--- THE TASK ---
Word for word, give the material below again, minus any images.
#####
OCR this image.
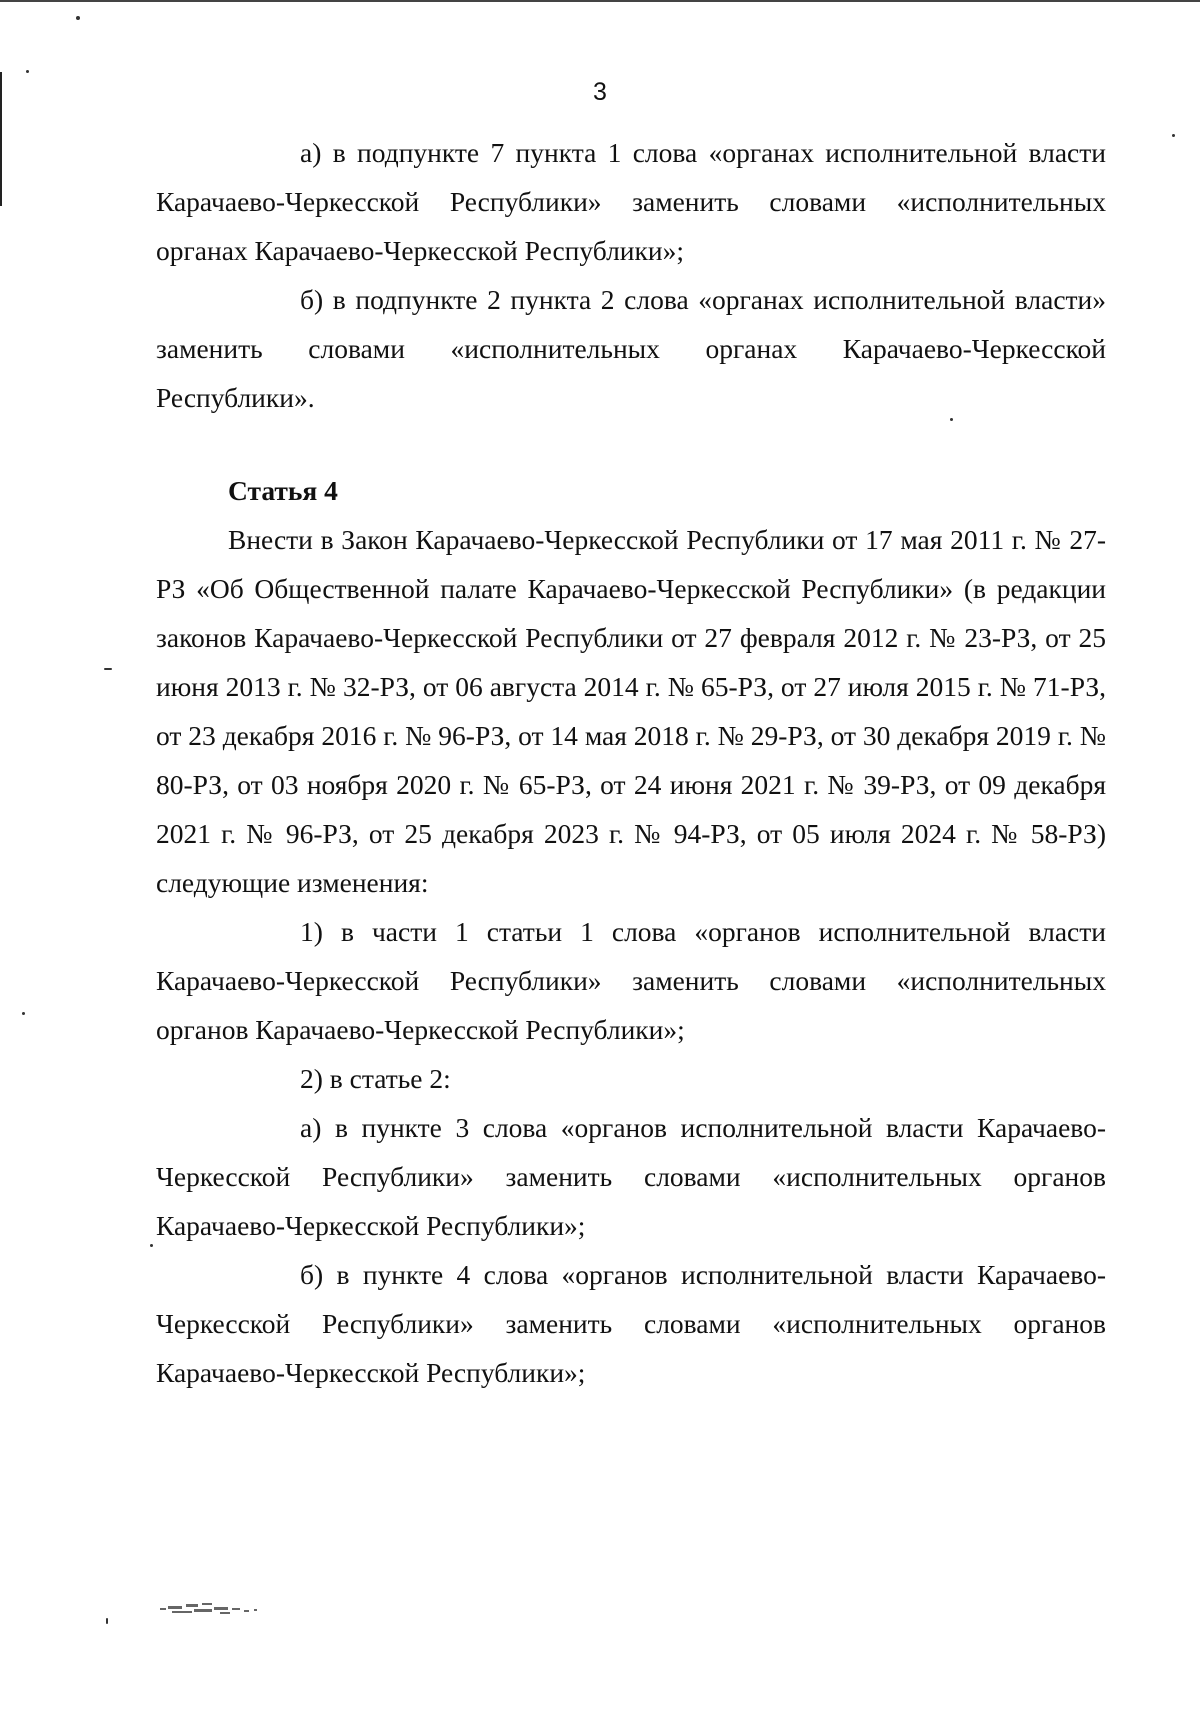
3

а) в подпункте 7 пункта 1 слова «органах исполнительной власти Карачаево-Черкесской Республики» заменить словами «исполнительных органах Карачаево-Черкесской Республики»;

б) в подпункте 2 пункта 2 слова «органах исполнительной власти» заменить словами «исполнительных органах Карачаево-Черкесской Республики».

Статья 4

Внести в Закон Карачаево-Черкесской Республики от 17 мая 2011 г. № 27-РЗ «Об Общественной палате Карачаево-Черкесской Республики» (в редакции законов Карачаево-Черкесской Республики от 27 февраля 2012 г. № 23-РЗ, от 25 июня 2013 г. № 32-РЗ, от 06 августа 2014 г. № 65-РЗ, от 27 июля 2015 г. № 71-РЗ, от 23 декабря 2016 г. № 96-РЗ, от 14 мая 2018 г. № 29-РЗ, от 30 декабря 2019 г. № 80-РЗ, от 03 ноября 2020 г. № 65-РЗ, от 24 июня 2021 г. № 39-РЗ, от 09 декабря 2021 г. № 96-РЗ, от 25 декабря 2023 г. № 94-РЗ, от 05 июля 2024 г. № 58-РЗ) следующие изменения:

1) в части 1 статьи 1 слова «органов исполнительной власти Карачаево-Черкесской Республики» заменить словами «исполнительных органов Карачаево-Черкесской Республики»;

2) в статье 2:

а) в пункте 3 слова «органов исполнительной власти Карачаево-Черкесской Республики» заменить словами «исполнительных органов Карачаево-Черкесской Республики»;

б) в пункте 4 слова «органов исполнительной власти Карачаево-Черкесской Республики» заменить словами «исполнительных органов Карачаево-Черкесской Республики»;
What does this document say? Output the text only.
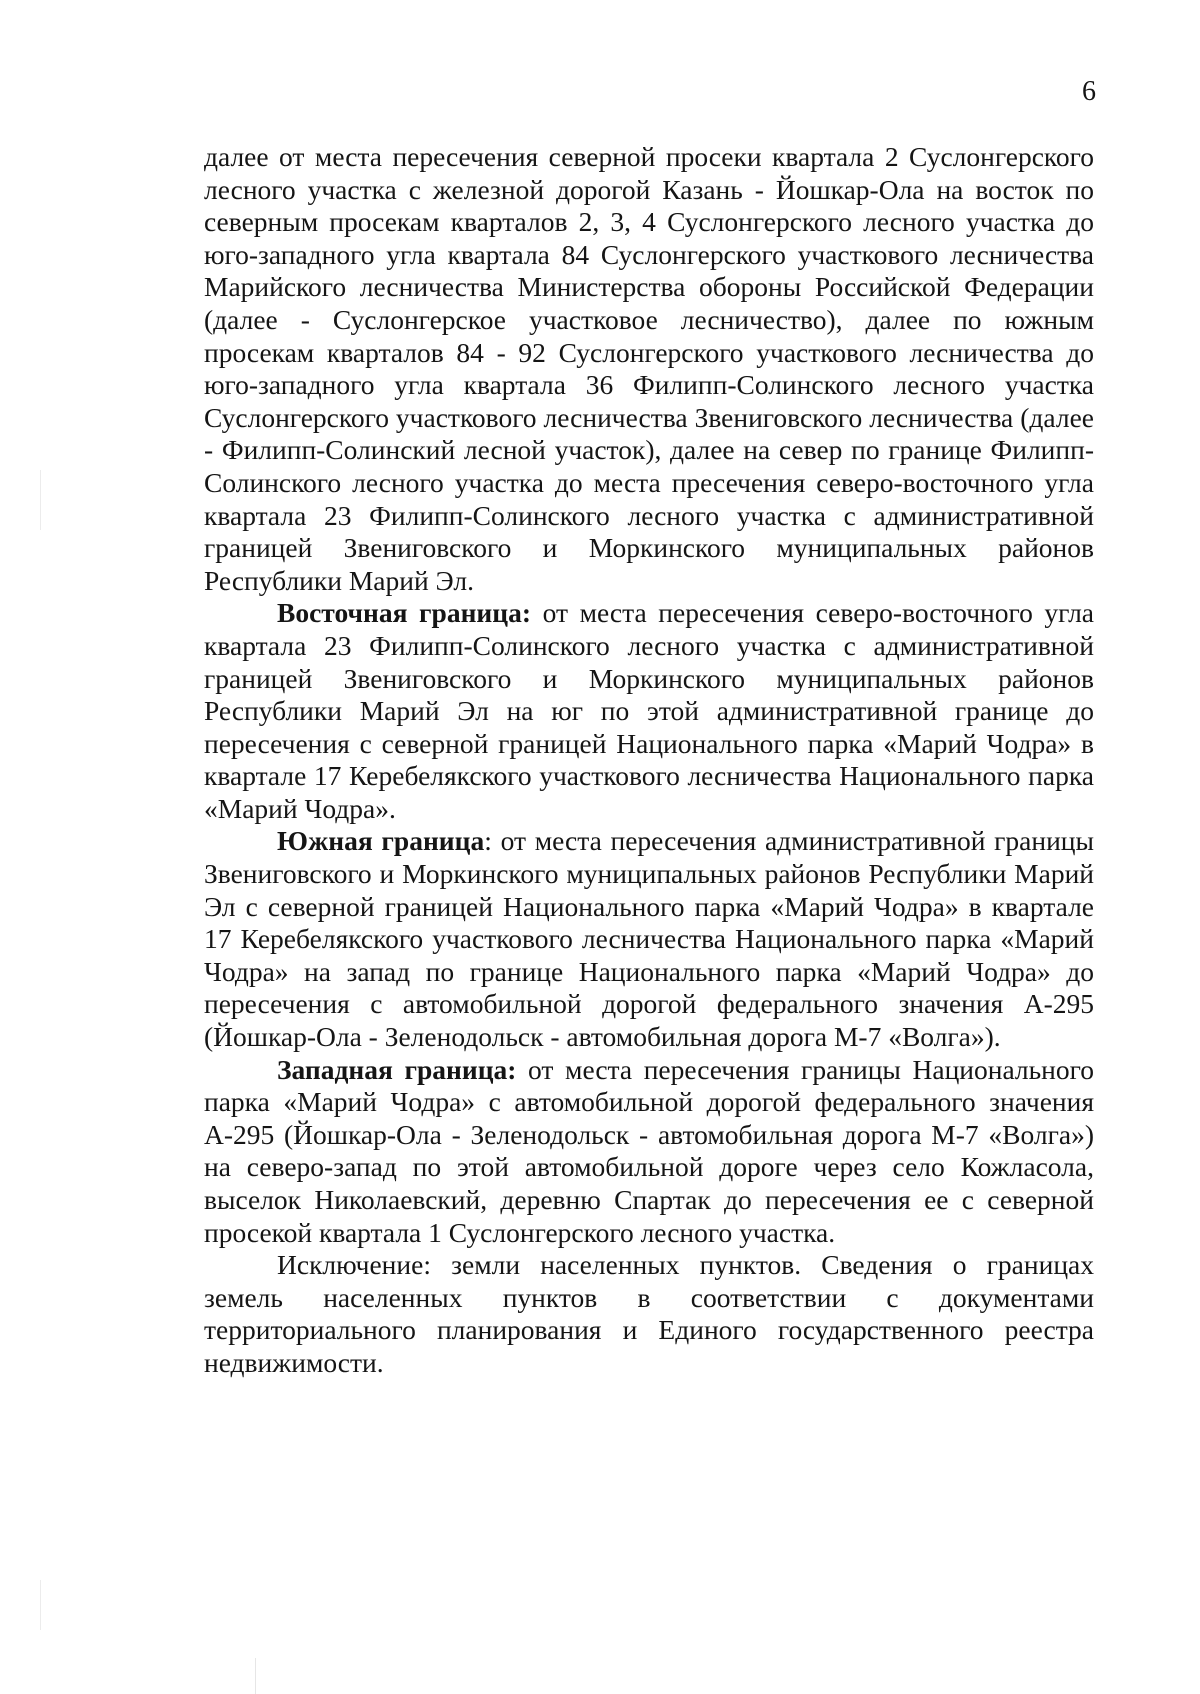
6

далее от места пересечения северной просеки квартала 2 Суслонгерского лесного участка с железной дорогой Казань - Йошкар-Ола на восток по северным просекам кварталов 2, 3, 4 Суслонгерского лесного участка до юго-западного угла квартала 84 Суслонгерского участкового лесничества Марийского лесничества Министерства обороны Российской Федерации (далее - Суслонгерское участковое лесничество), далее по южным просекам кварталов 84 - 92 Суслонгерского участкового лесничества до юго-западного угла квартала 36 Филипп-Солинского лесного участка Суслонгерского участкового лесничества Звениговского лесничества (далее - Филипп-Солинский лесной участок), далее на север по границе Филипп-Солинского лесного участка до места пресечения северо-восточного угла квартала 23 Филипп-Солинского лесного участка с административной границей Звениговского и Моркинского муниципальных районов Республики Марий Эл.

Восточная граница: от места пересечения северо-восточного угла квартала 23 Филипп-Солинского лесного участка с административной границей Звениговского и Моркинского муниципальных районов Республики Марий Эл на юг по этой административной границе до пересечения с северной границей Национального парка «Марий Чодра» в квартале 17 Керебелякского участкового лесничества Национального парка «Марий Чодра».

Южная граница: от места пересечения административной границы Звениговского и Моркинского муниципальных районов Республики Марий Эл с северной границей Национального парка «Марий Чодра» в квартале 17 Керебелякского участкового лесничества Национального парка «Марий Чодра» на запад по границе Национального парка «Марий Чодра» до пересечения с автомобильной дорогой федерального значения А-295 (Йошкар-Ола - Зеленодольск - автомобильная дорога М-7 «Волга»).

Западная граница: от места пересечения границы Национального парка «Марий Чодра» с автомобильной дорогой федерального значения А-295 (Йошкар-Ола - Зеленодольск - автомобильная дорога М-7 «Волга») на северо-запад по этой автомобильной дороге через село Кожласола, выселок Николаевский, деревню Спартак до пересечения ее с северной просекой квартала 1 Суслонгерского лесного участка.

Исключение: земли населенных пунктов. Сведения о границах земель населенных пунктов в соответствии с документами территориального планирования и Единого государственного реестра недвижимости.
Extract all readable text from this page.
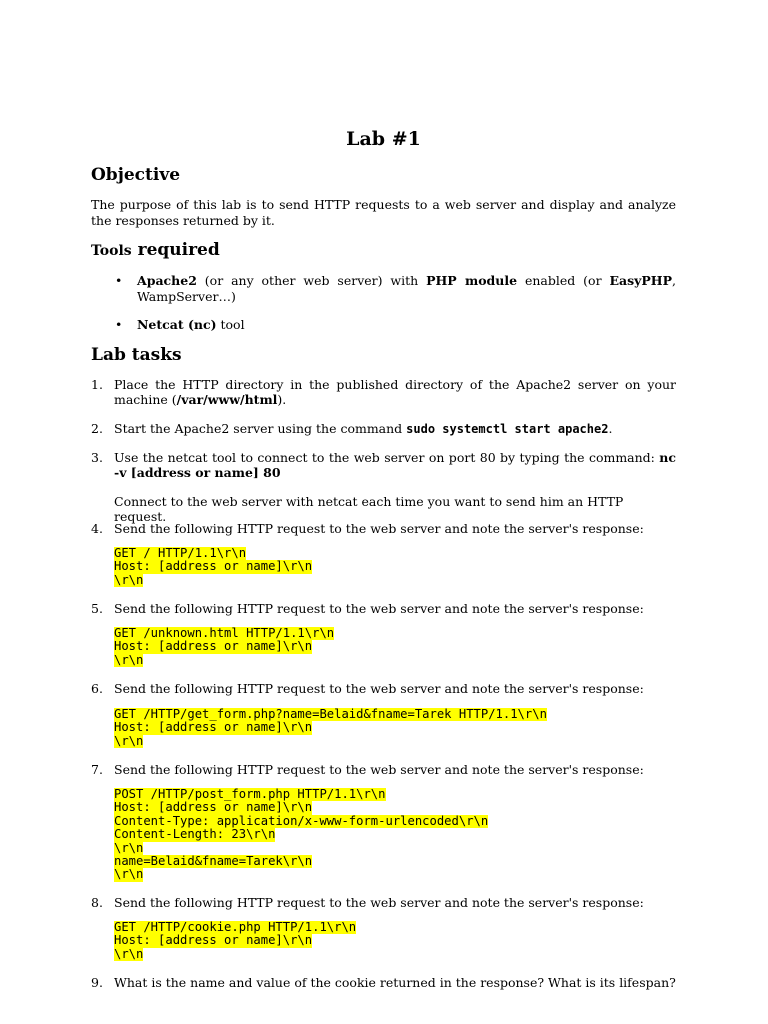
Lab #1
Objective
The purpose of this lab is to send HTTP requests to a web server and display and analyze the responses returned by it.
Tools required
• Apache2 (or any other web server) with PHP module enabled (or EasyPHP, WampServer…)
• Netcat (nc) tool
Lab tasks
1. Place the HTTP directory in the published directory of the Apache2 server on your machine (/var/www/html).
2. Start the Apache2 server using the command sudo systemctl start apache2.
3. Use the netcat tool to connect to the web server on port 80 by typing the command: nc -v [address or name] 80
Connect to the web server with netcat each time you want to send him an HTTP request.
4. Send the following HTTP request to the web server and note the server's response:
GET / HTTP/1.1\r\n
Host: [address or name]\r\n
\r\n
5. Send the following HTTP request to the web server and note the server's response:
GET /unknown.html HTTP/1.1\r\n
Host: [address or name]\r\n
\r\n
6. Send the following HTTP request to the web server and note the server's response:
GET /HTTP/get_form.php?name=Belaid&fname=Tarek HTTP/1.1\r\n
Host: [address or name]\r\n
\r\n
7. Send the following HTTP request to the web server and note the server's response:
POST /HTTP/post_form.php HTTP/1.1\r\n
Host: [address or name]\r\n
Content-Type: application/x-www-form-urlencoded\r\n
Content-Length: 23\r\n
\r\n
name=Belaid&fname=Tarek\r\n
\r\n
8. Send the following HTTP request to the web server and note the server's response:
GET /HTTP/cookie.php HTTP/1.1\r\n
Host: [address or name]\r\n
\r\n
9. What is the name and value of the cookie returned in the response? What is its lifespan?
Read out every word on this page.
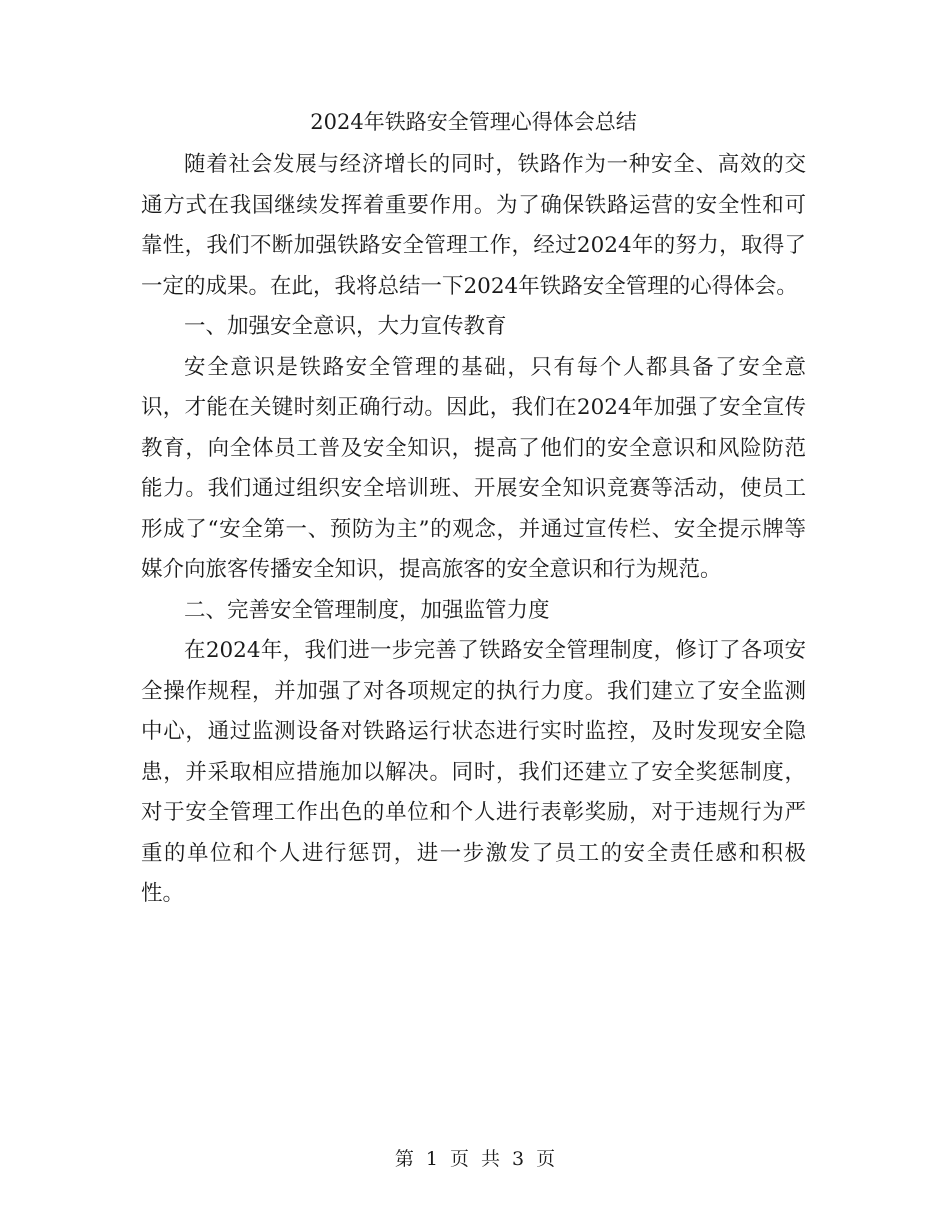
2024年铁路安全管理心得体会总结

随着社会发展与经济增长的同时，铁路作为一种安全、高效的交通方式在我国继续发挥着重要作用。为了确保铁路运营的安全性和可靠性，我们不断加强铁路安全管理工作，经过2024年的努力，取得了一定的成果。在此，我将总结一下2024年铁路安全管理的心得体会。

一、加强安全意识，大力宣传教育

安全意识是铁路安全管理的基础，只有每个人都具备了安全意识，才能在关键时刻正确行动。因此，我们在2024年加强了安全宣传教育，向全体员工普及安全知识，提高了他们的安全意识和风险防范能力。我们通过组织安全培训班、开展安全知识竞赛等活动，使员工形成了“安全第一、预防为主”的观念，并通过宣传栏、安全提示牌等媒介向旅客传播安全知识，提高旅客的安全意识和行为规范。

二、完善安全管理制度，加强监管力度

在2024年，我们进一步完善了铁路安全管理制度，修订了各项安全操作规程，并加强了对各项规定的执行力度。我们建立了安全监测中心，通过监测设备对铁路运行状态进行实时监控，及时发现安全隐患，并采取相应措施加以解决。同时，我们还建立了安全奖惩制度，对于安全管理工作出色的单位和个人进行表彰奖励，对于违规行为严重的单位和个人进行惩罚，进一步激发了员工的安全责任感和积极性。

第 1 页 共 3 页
#####
--- REPLY ---
OCR this image.
3

а) в подпункте 7 пункта 1 слова «органах исполнительной власти Карачаево-Черкесской Республики» заменить словами «исполнительных органах Карачаево-Черкесской Республики»;

б) в подпункте 2 пункта 2 слова «органах исполнительной власти» заменить словами «исполнительных органах Карачаево-Черкесской Республики».

Статья 4

Внести в Закон Карачаево-Черкесской Республики от 17 мая 2011 г. № 27-РЗ «Об Общественной палате Карачаево-Черкесской Республики» (в редакции законов Карачаево-Черкесской Республики от 27 февраля 2012 г. № 23-РЗ, от 25 июня 2013 г. № 32-РЗ, от 06 августа 2014 г. № 65-РЗ, от 27 июля 2015 г. № 71-РЗ, от 23 декабря 2016 г. № 96-РЗ, от 14 мая 2018 г. № 29-РЗ, от 30 декабря 2019 г. № 80-РЗ, от 03 ноября 2020 г. № 65-РЗ, от 24 июня 2021 г. № 39-РЗ, от 09 декабря 2021 г. № 96-РЗ, от 25 декабря 2023 г. № 94-РЗ, от 05 июля 2024 г. № 58-РЗ) следующие изменения:

1) в части 1 статьи 1 слова «органов исполнительной власти Карачаево-Черкесской Республики» заменить словами «исполнительных органов Карачаево-Черкесской Республики»;

2) в статье 2:

а) в пункте 3 слова «органов исполнительной власти Карачаево-Черкесской Республики» заменить словами «исполнительных органов Карачаево-Черкесской Республики»;

б) в пункте 4 слова «органов исполнительной власти Карачаево-Черкесской Республики» заменить словами «исполнительных органов Карачаево-Черкесской Республики»;
What does this document say? Output the text only.
6

далее от места пересечения северной просеки квартала 2 Суслонгерского лесного участка с железной дорогой Казань - Йошкар-Ола на восток по северным просекам кварталов 2, 3, 4 Суслонгерского лесного участка до юго-западного угла квартала 84 Суслонгерского участкового лесничества Марийского лесничества Министерства обороны Российской Федерации (далее - Суслонгерское участковое лесничество), далее по южным просекам кварталов 84 - 92 Суслонгерского участкового лесничества до юго-западного угла квартала 36 Филипп-Солинского лесного участка Суслонгерского участкового лесничества Звениговского лесничества (далее - Филипп-Солинский лесной участок), далее на север по границе Филипп-Солинского лесного участка до места пресечения северо-восточного угла квартала 23 Филипп-Солинского лесного участка с административной границей Звениговского и Моркинского муниципальных районов Республики Марий Эл.

Восточная граница: от места пересечения северо-восточного угла квартала 23 Филипп-Солинского лесного участка с административной границей Звениговского и Моркинского муниципальных районов Республики Марий Эл на юг по этой административной границе до пересечения с северной границей Национального парка «Марий Чодра» в квартале 17 Керебелякского участкового лесничества Национального парка «Марий Чодра».

Южная граница: от места пересечения административной границы Звениговского и Моркинского муниципальных районов Республики Марий Эл с северной границей Национального парка «Марий Чодра» в квартале 17 Керебелякского участкового лесничества Национального парка «Марий Чодра» на запад по границе Национального парка «Марий Чодра» до пересечения с автомобильной дорогой федерального значения А-295 (Йошкар-Ола - Зеленодольск - автомобильная дорога М-7 «Волга»).

Западная граница: от места пересечения границы Национального парка «Марий Чодра» с автомобильной дорогой федерального значения А-295 (Йошкар-Ола - Зеленодольск - автомобильная дорога М-7 «Волга») на северо-запад по этой автомобильной дороге через село Кожласола, выселок Николаевский, деревню Спартак до пересечения ее с северной просекой квартала 1 Суслонгерского лесного участка.

Исключение: земли населенных пунктов. Сведения о границах земель населенных пунктов в соответствии с документами территориального планирования и Единого государственного реестра недвижимости.
Extract all readable text from this page.
Lab #1
Objective
The purpose of this lab is to send HTTP requests to a web server and display and analyze the responses returned by it.
Tools required
• Apache2 (or any other web server) with PHP module enabled (or EasyPHP, WampServer…)
• Netcat (nc) tool
Lab tasks
1. Place the HTTP directory in the published directory of the Apache2 server on your machine (/var/www/html).
2. Start the Apache2 server using the command sudo systemctl start apache2.
3. Use the netcat tool to connect to the web server on port 80 by typing the command: nc -v [address or name] 80
Connect to the web server with netcat each time you want to send him an HTTP request.
4. Send the following HTTP request to the web server and note the server's response:
GET / HTTP/1.1\r\n
Host: [address or name]\r\n
\r\n
5. Send the following HTTP request to the web server and note the server's response:
GET /unknown.html HTTP/1.1\r\n
Host: [address or name]\r\n
\r\n
6. Send the following HTTP request to the web server and note the server's response:
GET /HTTP/get_form.php?name=Belaid&fname=Tarek HTTP/1.1\r\n
Host: [address or name]\r\n
\r\n
7. Send the following HTTP request to the web server and note the server's response:
POST /HTTP/post_form.php HTTP/1.1\r\n
Host: [address or name]\r\n
Content-Type: application/x-www-form-urlencoded\r\n
Content-Length: 23\r\n
\r\n
name=Belaid&fname=Tarek\r\n
\r\n
8. Send the following HTTP request to the web server and note the server's response:
GET /HTTP/cookie.php HTTP/1.1\r\n
Host: [address or name]\r\n
\r\n
9. What is the name and value of the cookie returned in the response? What is its lifespan?
Read out every word on this page.
2024年铁路安全管理心得体会总结

随着社会发展与经济增长的同时，铁路作为一种安全、高效的交通方式在我国继续发挥着重要作用。为了确保铁路运营的安全性和可靠性，我们不断加强铁路安全管理工作，经过2024年的努力，取得了一定的成果。在此，我将总结一下2024年铁路安全管理的心得体会。

一、加强安全意识，大力宣传教育

安全意识是铁路安全管理的基础，只有每个人都具备了安全意识，才能在关键时刻正确行动。因此，我们在2024年加强了安全宣传教育，向全体员工普及安全知识，提高了他们的安全意识和风险防范能力。我们通过组织安全培训班、开展安全知识竞赛等活动，使员工形成了“安全第一、预防为主”的观念，并通过宣传栏、安全提示牌等媒介向旅客传播安全知识，提高旅客的安全意识和行为规范。

二、完善安全管理制度，加强监管力度

在2024年，我们进一步完善了铁路安全管理制度，修订了各项安全操作规程，并加强了对各项规定的执行力度。我们建立了安全监测中心，通过监测设备对铁路运行状态进行实时监控，及时发现安全隐患，并采取相应措施加以解决。同时，我们还建立了安全奖惩制度，对于安全管理工作出色的单位和个人进行表彰奖励，对于违规行为严重的单位和个人进行惩罚，进一步激发了员工的安全责任感和积极性。

第 1 页 共 3 页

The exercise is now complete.